What the exercise asks »
Collect from the data below each line with "tempo".
┄┄┄┄┄┄┄┄┄┄┄┄┄┄┄┄┄┄┄┄
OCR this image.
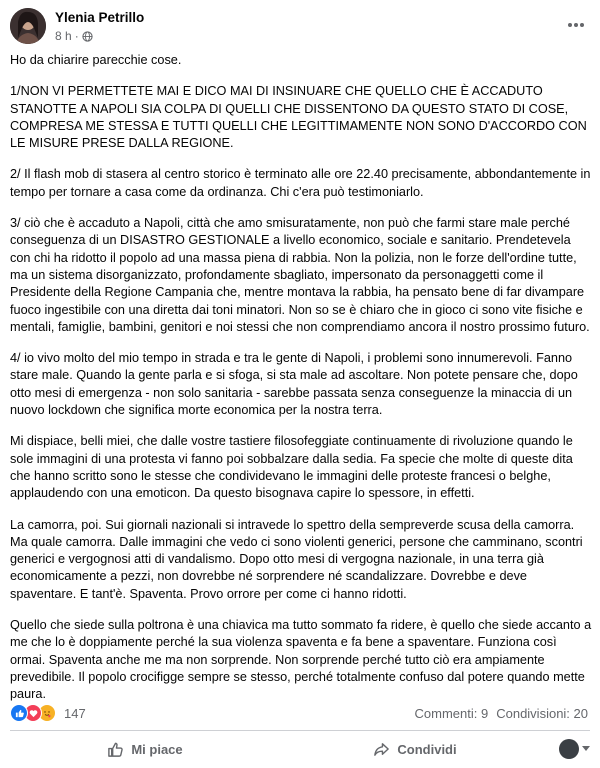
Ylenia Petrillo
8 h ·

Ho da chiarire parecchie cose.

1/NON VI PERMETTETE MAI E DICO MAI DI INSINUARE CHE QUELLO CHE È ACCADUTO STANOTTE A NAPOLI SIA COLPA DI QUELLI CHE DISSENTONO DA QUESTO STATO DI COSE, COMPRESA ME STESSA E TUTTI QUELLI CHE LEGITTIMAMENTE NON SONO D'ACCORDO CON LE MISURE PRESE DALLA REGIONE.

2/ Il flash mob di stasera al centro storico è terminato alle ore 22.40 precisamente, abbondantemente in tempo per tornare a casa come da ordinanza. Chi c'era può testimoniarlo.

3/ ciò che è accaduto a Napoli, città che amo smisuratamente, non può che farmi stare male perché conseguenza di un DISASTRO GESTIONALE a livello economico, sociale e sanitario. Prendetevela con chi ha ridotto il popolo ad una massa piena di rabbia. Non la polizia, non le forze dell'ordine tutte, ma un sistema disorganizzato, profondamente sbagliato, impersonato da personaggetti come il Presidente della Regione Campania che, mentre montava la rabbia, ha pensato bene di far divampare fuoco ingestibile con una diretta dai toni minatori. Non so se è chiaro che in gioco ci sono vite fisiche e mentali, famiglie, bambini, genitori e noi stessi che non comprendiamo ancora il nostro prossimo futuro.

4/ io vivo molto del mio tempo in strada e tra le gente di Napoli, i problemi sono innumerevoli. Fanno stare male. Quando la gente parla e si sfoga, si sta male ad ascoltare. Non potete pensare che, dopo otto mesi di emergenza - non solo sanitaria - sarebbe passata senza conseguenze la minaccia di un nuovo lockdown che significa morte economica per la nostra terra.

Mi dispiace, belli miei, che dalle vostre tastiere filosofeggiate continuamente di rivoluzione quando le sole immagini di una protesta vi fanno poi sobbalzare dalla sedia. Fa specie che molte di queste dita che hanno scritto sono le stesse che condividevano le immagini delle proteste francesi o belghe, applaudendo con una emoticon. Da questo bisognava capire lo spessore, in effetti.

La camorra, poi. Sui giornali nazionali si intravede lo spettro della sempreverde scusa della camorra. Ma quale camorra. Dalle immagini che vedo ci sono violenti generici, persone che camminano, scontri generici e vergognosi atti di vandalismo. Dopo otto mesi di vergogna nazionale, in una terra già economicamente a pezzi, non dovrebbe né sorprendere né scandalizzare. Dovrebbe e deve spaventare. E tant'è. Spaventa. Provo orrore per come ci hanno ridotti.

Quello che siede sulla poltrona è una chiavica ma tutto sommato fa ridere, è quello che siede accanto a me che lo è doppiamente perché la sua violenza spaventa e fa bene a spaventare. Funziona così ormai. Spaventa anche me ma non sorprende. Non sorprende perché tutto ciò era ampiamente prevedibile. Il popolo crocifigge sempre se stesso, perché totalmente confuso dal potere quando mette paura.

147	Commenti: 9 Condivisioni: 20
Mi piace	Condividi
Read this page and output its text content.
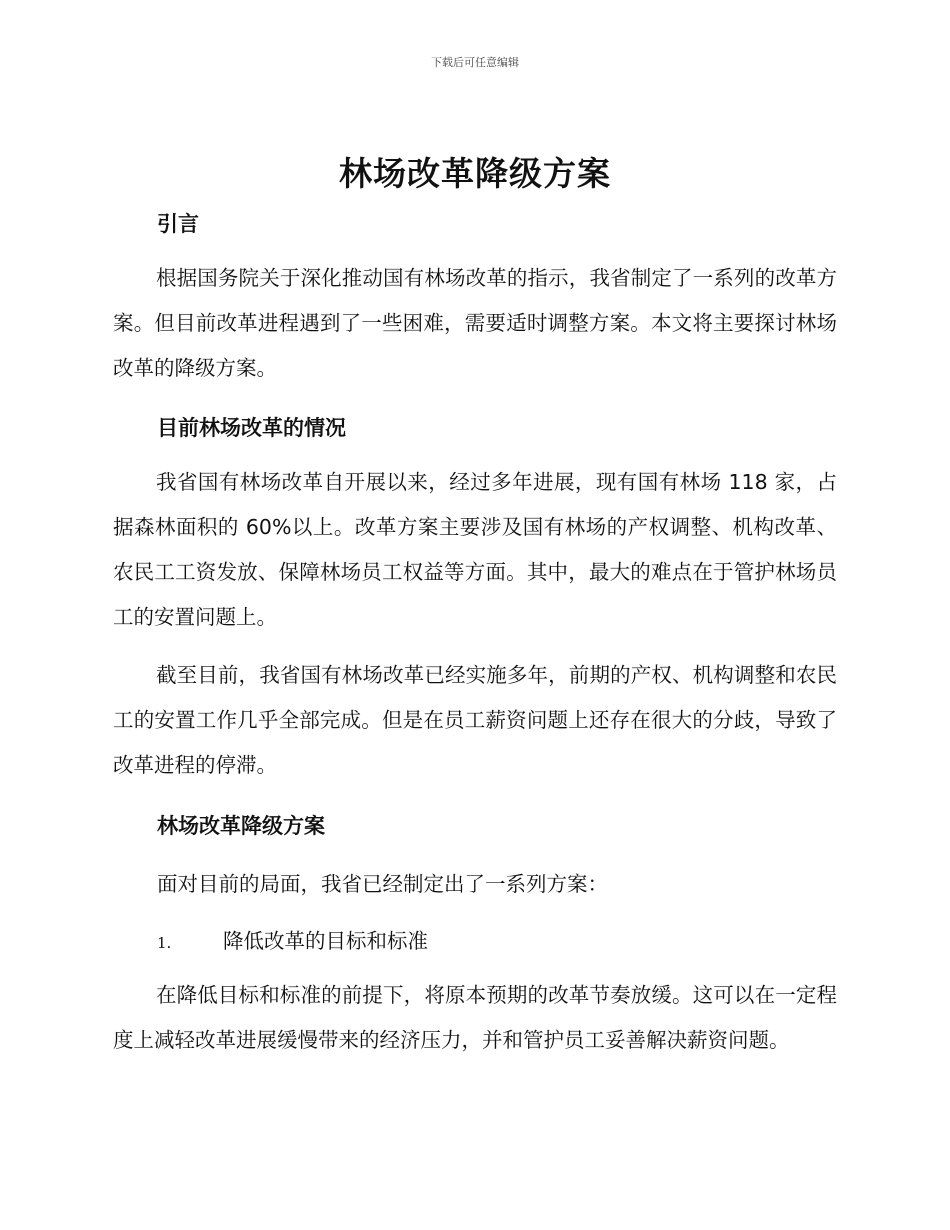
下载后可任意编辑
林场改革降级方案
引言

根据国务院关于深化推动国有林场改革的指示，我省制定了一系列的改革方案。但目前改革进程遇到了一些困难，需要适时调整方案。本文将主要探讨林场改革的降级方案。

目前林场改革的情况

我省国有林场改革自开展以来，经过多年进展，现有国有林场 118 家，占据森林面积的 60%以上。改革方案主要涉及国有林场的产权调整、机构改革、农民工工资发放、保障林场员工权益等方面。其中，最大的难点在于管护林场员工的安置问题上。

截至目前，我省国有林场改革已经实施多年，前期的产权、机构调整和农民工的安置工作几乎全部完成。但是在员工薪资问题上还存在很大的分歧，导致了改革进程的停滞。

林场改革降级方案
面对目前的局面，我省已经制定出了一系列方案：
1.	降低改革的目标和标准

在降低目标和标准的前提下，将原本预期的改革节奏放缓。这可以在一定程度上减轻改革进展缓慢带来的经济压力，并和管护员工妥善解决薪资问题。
┄┄┄┄┄┄┄┄┄┄┄┄┄┄┄┄┄┄┄┄
Output of the exercise »
2/ Il flash mob di stasera al centro storico è terminato alle ore 22.40 precisamente, abbondantemente in tempo per tornare a casa come da ordinanza. Chi c'era può testimoniarlo.
4/ io vivo molto del mio tempo in strada e tra le gente di Napoli, i problemi sono innumerevoli. Fanno stare male. Quando la gente parla e si sfoga, si sta male ad ascoltare. Non potete pensare che, dopo otto mesi di emergenza - non solo sanitaria - sarebbe passata senza conseguenze la minaccia di un nuovo lockdown che significa morte economica per la nostra terra.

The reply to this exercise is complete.